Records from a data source
────
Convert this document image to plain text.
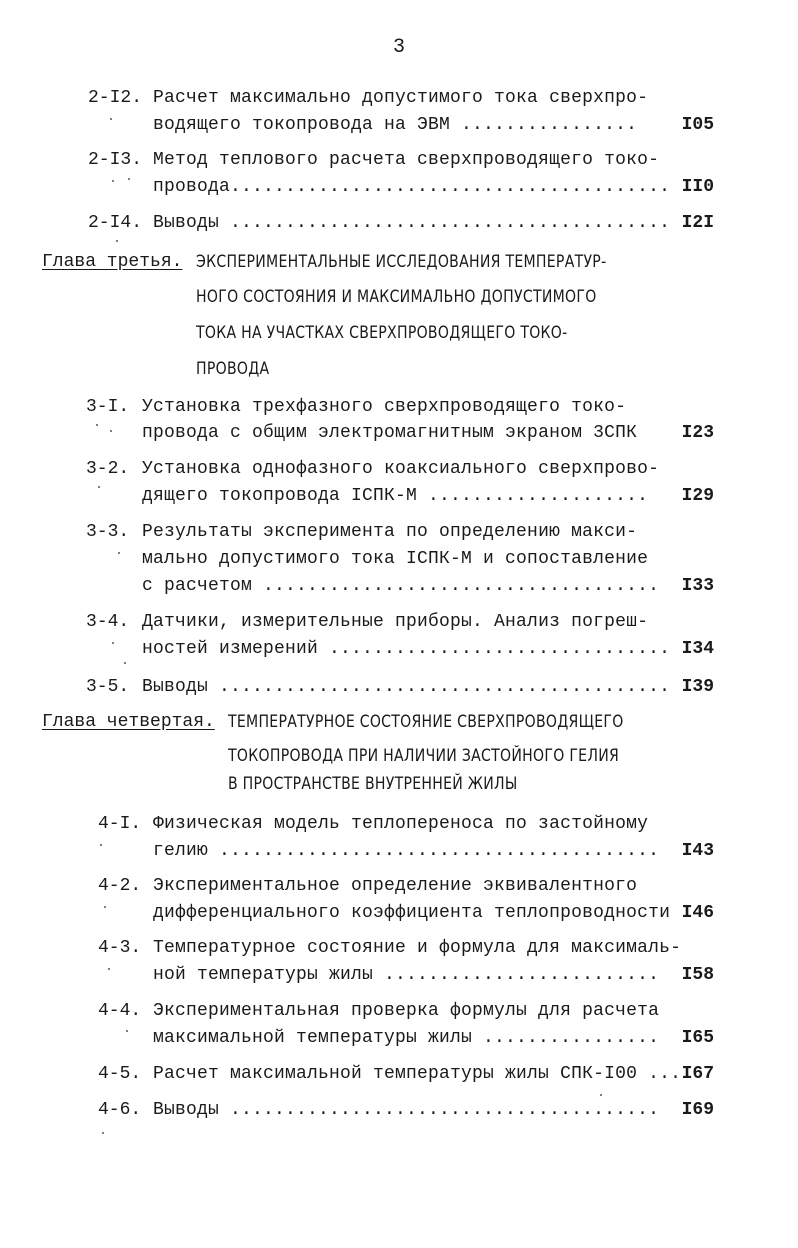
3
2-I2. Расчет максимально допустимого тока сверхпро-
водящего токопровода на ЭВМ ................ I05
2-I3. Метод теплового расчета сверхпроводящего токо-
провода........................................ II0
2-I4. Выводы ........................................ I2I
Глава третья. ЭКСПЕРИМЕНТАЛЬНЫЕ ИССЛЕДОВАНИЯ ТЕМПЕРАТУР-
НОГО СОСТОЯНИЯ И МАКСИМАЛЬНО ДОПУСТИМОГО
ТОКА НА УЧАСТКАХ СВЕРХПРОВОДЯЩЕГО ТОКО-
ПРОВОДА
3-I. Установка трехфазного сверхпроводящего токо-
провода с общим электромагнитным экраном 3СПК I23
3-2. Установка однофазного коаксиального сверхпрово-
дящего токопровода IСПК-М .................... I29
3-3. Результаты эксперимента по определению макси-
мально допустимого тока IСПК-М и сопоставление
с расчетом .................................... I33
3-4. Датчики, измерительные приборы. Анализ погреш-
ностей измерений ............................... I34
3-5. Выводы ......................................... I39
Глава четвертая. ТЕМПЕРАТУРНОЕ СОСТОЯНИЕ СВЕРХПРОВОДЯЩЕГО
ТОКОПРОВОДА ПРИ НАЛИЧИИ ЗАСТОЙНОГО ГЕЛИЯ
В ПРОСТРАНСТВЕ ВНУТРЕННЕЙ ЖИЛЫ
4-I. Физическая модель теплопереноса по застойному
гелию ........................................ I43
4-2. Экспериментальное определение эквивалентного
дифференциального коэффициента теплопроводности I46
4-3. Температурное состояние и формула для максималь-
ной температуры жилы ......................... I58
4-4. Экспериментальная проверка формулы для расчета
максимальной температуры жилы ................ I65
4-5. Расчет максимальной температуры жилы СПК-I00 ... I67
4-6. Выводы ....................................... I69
────
◆ Requirements: Return only the number of lines in the entries that contain the string "максимальной".

◆ Exercise answer: 2